### Task statement:
Return the records that follow, matching each one exactly.

** Start Data listing **

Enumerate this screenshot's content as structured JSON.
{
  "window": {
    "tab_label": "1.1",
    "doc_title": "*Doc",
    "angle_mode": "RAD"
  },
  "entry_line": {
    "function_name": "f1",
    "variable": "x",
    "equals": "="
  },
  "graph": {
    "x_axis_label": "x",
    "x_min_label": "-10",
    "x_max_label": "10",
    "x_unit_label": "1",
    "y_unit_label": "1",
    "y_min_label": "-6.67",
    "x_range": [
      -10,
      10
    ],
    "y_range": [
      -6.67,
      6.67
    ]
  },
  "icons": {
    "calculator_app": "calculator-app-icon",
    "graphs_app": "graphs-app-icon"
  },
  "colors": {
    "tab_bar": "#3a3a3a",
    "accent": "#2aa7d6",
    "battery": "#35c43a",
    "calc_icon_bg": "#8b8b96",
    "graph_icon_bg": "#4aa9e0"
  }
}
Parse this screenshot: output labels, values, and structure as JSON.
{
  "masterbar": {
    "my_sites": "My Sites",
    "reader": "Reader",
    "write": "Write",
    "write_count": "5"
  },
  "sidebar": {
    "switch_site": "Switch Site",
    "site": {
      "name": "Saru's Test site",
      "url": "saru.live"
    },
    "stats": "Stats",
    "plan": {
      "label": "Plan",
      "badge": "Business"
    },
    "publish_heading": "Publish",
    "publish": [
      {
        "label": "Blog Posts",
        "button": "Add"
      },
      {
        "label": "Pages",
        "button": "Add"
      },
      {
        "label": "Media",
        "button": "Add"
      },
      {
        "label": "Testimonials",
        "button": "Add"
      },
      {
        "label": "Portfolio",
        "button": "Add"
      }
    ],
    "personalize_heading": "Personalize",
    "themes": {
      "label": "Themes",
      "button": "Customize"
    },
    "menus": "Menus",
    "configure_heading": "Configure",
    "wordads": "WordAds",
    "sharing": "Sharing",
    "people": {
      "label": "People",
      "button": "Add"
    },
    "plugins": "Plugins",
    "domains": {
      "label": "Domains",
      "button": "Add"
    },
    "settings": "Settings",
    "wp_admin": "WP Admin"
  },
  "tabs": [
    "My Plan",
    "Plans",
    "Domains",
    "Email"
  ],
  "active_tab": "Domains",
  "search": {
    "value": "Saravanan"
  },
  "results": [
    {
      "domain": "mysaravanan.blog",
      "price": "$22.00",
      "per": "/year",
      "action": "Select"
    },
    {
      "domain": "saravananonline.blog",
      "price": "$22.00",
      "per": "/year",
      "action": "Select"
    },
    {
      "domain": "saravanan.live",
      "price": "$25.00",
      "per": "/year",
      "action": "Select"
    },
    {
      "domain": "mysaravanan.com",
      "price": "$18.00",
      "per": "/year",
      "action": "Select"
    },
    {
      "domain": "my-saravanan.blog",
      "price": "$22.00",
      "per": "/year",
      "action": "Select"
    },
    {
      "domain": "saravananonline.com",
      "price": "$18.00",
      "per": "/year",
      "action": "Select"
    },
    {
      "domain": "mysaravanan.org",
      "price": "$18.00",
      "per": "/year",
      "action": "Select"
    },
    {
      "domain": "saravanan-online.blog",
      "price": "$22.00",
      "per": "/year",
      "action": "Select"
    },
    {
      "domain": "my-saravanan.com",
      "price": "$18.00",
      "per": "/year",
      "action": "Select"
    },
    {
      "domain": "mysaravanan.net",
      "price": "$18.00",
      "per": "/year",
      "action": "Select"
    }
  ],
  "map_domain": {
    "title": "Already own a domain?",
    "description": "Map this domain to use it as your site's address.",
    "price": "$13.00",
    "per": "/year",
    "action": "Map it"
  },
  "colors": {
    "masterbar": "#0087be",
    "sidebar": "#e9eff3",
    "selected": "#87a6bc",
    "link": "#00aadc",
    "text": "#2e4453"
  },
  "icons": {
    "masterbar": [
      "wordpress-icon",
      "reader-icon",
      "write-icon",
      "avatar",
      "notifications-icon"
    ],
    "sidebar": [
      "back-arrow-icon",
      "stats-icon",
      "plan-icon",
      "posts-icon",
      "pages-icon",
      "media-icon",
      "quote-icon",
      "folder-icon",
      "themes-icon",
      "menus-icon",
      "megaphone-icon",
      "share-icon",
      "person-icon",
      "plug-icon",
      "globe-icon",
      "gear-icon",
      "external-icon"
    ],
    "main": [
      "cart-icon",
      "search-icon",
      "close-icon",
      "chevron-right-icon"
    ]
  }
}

** End Data listing **

### Result:
Enumerate this screenshot's content as structured JSON.
{
  "window": {
    "tab_label": "1.1",
    "doc_title": "*Doc",
    "angle_mode": "RAD"
  },
  "entry_line": {
    "function_name": "f1",
    "variable": "x",
    "equals": "="
  },
  "graph": {
    "x_axis_label": "x",
    "x_min_label": "-10",
    "x_max_label": "10",
    "x_unit_label": "1",
    "y_unit_label": "1",
    "y_min_label": "-6.67",
    "x_range": [
      -10,
      10
    ],
    "y_range": [
      -6.67,
      6.67
    ]
  },
  "icons": {
    "calculator_app": "calculator-app-icon",
    "graphs_app": "graphs-app-icon"
  },
  "colors": {
    "tab_bar": "#3a3a3a",
    "accent": "#2aa7d6",
    "battery": "#35c43a",
    "calc_icon_bg": "#8b8b96",
    "graph_icon_bg": "#4aa9e0"
  }
}
Parse this screenshot: output labels, values, and structure as JSON.
{
  "masterbar": {
    "my_sites": "My Sites",
    "reader": "Reader",
    "write": "Write",
    "write_count": "5"
  },
  "sidebar": {
    "switch_site": "Switch Site",
    "site": {
      "name": "Saru's Test site",
      "url": "saru.live"
    },
    "stats": "Stats",
    "plan": {
      "label": "Plan",
      "badge": "Business"
    },
    "publish_heading": "Publish",
    "publish": [
      {
        "label": "Blog Posts",
        "button": "Add"
      },
      {
        "label": "Pages",
        "button": "Add"
      },
      {
        "label": "Media",
        "button": "Add"
      },
      {
        "label": "Testimonials",
        "button": "Add"
      },
      {
        "label": "Portfolio",
        "button": "Add"
      }
    ],
    "personalize_heading": "Personalize",
    "themes": {
      "label": "Themes",
      "button": "Customize"
    },
    "menus": "Menus",
    "configure_heading": "Configure",
    "wordads": "WordAds",
    "sharing": "Sharing",
    "people": {
      "label": "People",
      "button": "Add"
    },
    "plugins": "Plugins",
    "domains": {
      "label": "Domains",
      "button": "Add"
    },
    "settings": "Settings",
    "wp_admin": "WP Admin"
  },
  "tabs": [
    "My Plan",
    "Plans",
    "Domains",
    "Email"
  ],
  "active_tab": "Domains",
  "search": {
    "value": "Saravanan"
  },
  "results": [
    {
      "domain": "mysaravanan.blog",
      "price": "$22.00",
      "per": "/year",
      "action": "Select"
    },
    {
      "domain": "saravananonline.blog",
      "price": "$22.00",
      "per": "/year",
      "action": "Select"
    },
    {
      "domain": "saravanan.live",
      "price": "$25.00",
      "per": "/year",
      "action": "Select"
    },
    {
      "domain": "mysaravanan.com",
      "price": "$18.00",
      "per": "/year",
      "action": "Select"
    },
    {
      "domain": "my-saravanan.blog",
      "price": "$22.00",
      "per": "/year",
      "action": "Select"
    },
    {
      "domain": "saravananonline.com",
      "price": "$18.00",
      "per": "/year",
      "action": "Select"
    },
    {
      "domain": "mysaravanan.org",
      "price": "$18.00",
      "per": "/year",
      "action": "Select"
    },
    {
      "domain": "saravanan-online.blog",
      "price": "$22.00",
      "per": "/year",
      "action": "Select"
    },
    {
      "domain": "my-saravanan.com",
      "price": "$18.00",
      "per": "/year",
      "action": "Select"
    },
    {
      "domain": "mysaravanan.net",
      "price": "$18.00",
      "per": "/year",
      "action": "Select"
    }
  ],
  "map_domain": {
    "title": "Already own a domain?",
    "description": "Map this domain to use it as your site's address.",
    "price": "$13.00",
    "per": "/year",
    "action": "Map it"
  },
  "colors": {
    "masterbar": "#0087be",
    "sidebar": "#e9eff3",
    "selected": "#87a6bc",
    "link": "#00aadc",
    "text": "#2e4453"
  },
  "icons": {
    "masterbar": [
      "wordpress-icon",
      "reader-icon",
      "write-icon",
      "avatar",
      "notifications-icon"
    ],
    "sidebar": [
      "back-arrow-icon",
      "stats-icon",
      "plan-icon",
      "posts-icon",
      "pages-icon",
      "media-icon",
      "quote-icon",
      "folder-icon",
      "themes-icon",
      "menus-icon",
      "megaphone-icon",
      "share-icon",
      "person-icon",
      "plug-icon",
      "globe-icon",
      "gear-icon",
      "external-icon"
    ],
    "main": [
      "cart-icon",
      "search-icon",
      "close-icon",
      "chevron-right-icon"
    ]
  }
}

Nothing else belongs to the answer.